*** RECORDED DATA

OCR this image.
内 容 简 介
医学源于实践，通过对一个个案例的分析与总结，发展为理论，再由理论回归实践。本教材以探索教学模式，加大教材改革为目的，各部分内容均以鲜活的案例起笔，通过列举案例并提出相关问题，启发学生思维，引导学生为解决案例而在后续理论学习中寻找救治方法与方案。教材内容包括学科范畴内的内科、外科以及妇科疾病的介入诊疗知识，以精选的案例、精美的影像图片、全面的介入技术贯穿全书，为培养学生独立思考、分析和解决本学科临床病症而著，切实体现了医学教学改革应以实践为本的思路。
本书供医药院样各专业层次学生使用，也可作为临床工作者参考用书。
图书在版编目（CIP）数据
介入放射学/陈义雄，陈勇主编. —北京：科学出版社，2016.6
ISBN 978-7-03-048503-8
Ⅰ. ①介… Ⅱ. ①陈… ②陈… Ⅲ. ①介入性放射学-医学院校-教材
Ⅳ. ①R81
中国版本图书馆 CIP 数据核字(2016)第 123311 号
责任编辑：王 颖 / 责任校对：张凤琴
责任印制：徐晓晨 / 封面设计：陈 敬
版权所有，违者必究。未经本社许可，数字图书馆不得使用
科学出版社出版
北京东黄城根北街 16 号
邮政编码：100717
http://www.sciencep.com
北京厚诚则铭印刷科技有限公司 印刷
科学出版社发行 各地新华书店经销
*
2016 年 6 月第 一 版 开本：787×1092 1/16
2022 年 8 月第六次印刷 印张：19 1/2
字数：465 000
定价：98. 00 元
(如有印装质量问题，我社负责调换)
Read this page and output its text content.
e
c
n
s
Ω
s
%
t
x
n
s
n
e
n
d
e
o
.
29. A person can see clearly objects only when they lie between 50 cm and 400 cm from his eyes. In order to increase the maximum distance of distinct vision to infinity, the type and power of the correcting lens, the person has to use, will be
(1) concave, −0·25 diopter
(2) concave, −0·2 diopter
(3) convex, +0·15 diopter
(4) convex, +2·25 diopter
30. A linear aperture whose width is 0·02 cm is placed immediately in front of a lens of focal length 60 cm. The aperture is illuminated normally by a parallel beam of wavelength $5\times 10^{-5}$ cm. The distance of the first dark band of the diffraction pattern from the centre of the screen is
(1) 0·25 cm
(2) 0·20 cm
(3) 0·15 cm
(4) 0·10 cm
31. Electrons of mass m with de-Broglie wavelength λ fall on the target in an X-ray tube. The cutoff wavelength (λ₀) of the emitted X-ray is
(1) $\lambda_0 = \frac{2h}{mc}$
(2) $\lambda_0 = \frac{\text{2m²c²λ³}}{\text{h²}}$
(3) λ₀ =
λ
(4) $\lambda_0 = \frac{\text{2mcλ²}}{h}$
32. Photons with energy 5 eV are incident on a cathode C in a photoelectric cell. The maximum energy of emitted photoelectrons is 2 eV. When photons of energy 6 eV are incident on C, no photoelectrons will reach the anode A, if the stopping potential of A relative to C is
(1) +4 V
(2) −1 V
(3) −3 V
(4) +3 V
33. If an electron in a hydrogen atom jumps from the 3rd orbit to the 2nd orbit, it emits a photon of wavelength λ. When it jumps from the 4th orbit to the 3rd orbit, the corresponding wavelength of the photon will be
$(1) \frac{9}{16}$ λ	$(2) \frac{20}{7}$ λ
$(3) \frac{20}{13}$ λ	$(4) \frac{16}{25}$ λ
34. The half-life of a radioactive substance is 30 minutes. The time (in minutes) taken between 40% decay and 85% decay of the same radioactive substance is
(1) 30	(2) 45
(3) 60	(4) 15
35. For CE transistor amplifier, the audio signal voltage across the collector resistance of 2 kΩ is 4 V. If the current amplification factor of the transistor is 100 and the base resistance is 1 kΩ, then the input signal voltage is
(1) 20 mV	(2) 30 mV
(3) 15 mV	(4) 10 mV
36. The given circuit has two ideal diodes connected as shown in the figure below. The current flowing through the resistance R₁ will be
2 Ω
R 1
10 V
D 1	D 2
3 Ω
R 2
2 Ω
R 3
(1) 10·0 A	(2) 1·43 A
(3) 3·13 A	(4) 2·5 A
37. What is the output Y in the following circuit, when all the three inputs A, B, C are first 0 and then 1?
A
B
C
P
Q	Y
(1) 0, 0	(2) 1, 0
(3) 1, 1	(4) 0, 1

******
*** RECORDED DATA

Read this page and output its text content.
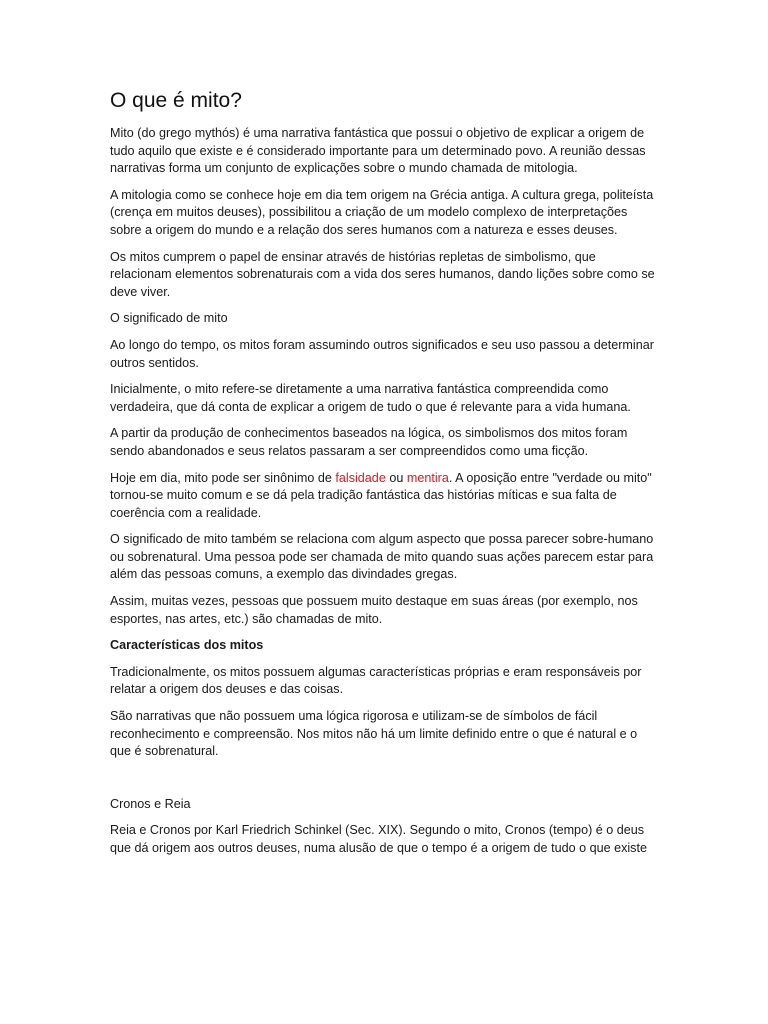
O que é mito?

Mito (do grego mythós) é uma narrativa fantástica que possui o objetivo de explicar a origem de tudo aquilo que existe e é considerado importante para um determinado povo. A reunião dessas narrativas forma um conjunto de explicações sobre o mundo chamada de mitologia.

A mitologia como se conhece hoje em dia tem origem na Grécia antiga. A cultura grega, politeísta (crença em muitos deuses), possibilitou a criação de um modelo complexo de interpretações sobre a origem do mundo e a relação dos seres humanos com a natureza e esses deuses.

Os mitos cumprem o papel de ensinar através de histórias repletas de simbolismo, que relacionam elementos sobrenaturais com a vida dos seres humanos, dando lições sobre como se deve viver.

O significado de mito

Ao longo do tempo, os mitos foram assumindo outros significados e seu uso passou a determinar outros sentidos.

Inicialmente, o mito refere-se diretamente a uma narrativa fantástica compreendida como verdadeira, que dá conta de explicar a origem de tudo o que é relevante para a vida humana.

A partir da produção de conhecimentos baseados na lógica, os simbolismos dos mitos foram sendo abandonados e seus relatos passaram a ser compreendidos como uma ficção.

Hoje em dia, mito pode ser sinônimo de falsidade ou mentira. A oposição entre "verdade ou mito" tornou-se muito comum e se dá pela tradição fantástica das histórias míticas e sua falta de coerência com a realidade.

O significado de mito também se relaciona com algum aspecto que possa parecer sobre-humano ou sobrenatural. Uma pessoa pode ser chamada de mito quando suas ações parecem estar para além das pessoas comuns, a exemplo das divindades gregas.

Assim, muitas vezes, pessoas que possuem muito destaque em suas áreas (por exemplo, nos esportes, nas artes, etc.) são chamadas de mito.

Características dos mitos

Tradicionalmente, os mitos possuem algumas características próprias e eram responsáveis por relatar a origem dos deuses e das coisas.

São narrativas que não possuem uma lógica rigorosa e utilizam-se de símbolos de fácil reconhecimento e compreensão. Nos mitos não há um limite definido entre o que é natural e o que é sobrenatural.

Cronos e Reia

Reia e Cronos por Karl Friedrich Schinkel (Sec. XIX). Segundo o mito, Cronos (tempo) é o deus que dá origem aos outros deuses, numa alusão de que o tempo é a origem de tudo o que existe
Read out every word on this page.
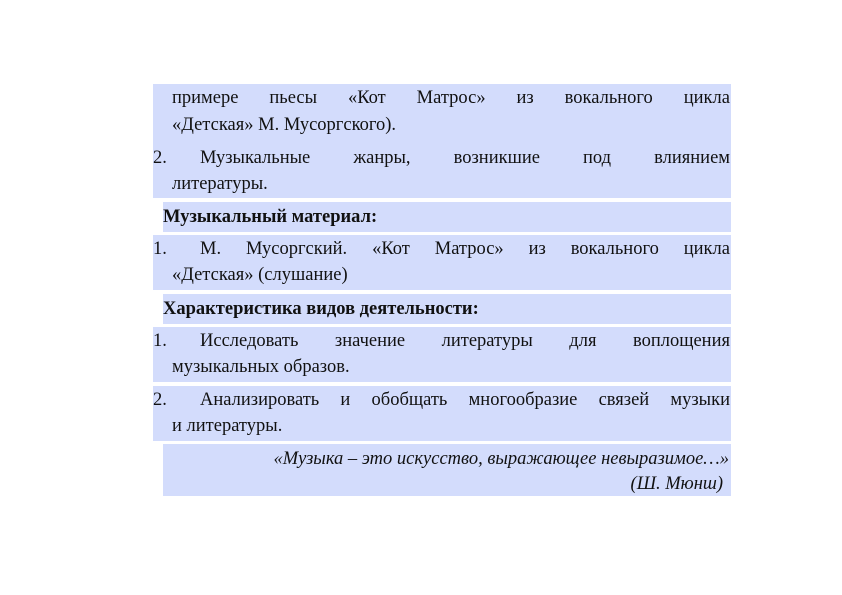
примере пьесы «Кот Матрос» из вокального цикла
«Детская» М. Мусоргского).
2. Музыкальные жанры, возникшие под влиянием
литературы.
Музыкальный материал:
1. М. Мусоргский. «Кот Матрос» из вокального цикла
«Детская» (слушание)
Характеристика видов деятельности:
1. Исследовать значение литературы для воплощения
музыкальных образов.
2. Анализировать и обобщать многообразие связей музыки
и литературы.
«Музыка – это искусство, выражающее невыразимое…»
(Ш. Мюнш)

******
*** RECORDED DATA

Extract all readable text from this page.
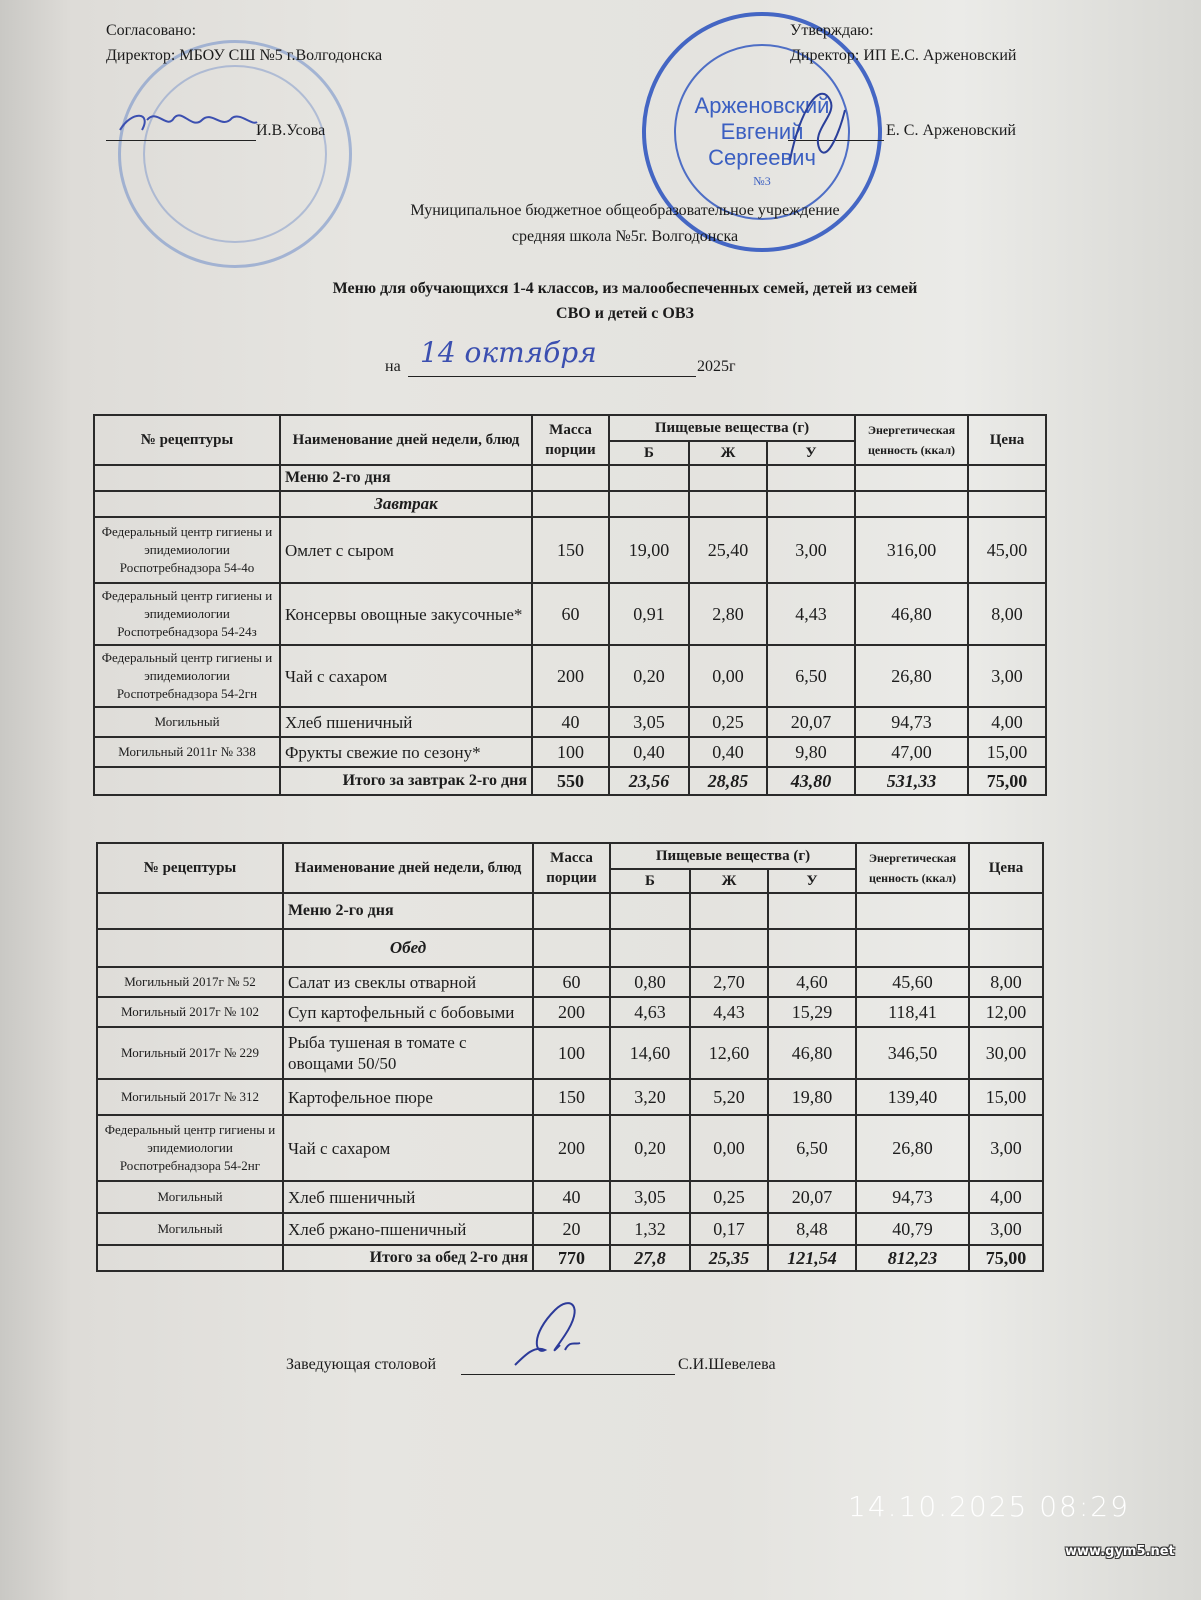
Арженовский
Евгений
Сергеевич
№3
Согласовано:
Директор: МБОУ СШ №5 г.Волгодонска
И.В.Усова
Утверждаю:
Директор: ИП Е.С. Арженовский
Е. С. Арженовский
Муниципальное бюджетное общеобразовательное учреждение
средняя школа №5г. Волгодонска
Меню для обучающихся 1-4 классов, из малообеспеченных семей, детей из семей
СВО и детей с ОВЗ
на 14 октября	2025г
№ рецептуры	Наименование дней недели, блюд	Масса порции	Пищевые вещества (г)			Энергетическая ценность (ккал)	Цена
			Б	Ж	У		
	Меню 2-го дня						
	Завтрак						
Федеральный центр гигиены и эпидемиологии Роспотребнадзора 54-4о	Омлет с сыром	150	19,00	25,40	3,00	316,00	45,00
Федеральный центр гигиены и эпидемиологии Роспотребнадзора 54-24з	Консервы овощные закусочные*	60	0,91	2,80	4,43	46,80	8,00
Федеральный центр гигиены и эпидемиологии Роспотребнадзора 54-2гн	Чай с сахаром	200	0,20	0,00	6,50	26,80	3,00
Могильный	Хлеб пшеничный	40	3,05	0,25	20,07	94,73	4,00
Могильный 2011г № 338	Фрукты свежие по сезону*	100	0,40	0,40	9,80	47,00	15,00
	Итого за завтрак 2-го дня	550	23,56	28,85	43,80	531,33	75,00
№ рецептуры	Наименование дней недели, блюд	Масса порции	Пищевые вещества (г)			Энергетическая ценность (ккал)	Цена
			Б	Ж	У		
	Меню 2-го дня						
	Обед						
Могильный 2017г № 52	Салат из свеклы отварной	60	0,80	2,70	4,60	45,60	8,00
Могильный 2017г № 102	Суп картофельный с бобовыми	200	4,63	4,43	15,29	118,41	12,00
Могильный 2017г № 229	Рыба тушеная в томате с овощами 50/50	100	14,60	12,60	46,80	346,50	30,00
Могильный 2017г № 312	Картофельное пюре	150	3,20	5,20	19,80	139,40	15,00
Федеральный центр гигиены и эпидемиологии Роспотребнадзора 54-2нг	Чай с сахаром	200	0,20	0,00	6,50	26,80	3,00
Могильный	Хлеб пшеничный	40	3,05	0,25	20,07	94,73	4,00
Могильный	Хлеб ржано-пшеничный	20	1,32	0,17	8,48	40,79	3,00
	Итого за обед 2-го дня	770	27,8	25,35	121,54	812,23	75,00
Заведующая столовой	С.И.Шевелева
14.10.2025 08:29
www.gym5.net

******

Using the records above, pull out each line where the word "convex" occurs.

### TASK ANSWER
(3) convex, +0·15 diopter
(4) convex, +2·25 diopter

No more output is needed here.